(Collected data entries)
________________

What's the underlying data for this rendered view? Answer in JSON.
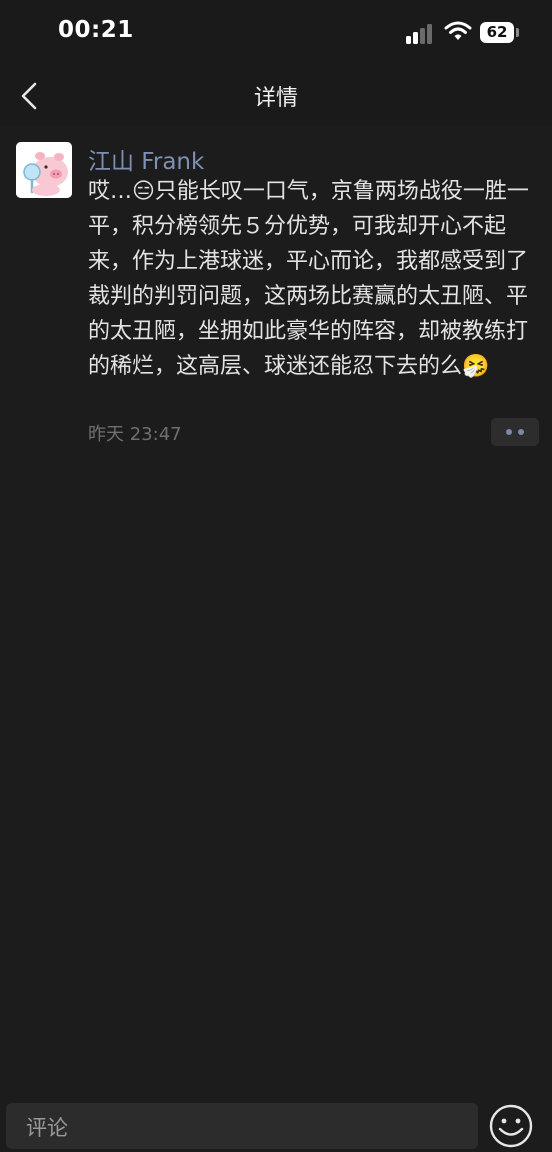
{
  "status_bar": {
    "time": "00:21",
    "battery": "62"
  },
  "nav": {
    "title": "详情",
    "back_icon": "chevron-left-icon"
  },
  "post": {
    "author": "江山 Frank",
    "avatar_icon": "pink-pig-avatar",
    "content": "哎…😑只能长叹一口气，京鲁两场战役一胜一平，积分榜领先５分优势，可我却开心不起来，作为上港球迷，平心而论，我都感受到了裁判的判罚问题，这两场比赛赢的太丑陋、平的太丑陋，坐拥如此豪华的阵容，却被教练打的稀烂，这高层、球迷还能忍下去的么🤧",
    "time": "昨天 23:47",
    "more_icon": "more-dots-icon"
  },
  "comment_bar": {
    "placeholder": "评论",
    "emoji_icon": "smiley-icon"
  },
  "colors": {
    "background": "#1c1c1c",
    "bar_background": "#1a1a1a",
    "author_link": "#7d90b6",
    "text": "#e3e3e3",
    "muted": "#6f6f6f"
  }
}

________________

WHAT TO PRODUCE
Go through the listing above and write it all out exactly, leaving out any picture.

REPLY
What's the underlying data for this rendered view? Answer in JSON.
{
  "status_bar": {
    "time": "00:21",
    "battery": "62"
  },
  "nav": {
    "title": "详情",
    "back_icon": "chevron-left-icon"
  },
  "post": {
    "author": "江山 Frank",
    "avatar_icon": "pink-pig-avatar",
    "content": "哎…😑只能长叹一口气，京鲁两场战役一胜一平，积分榜领先５分优势，可我却开心不起来，作为上港球迷，平心而论，我都感受到了裁判的判罚问题，这两场比赛赢的太丑陋、平的太丑陋，坐拥如此豪华的阵容，却被教练打的稀烂，这高层、球迷还能忍下去的么🤧",
    "time": "昨天 23:47",
    "more_icon": "more-dots-icon"
  },
  "comment_bar": {
    "placeholder": "评论",
    "emoji_icon": "smiley-icon"
  },
  "colors": {
    "background": "#1c1c1c",
    "bar_background": "#1a1a1a",
    "author_link": "#7d90b6",
    "text": "#e3e3e3",
    "muted": "#6f6f6f"
  }
}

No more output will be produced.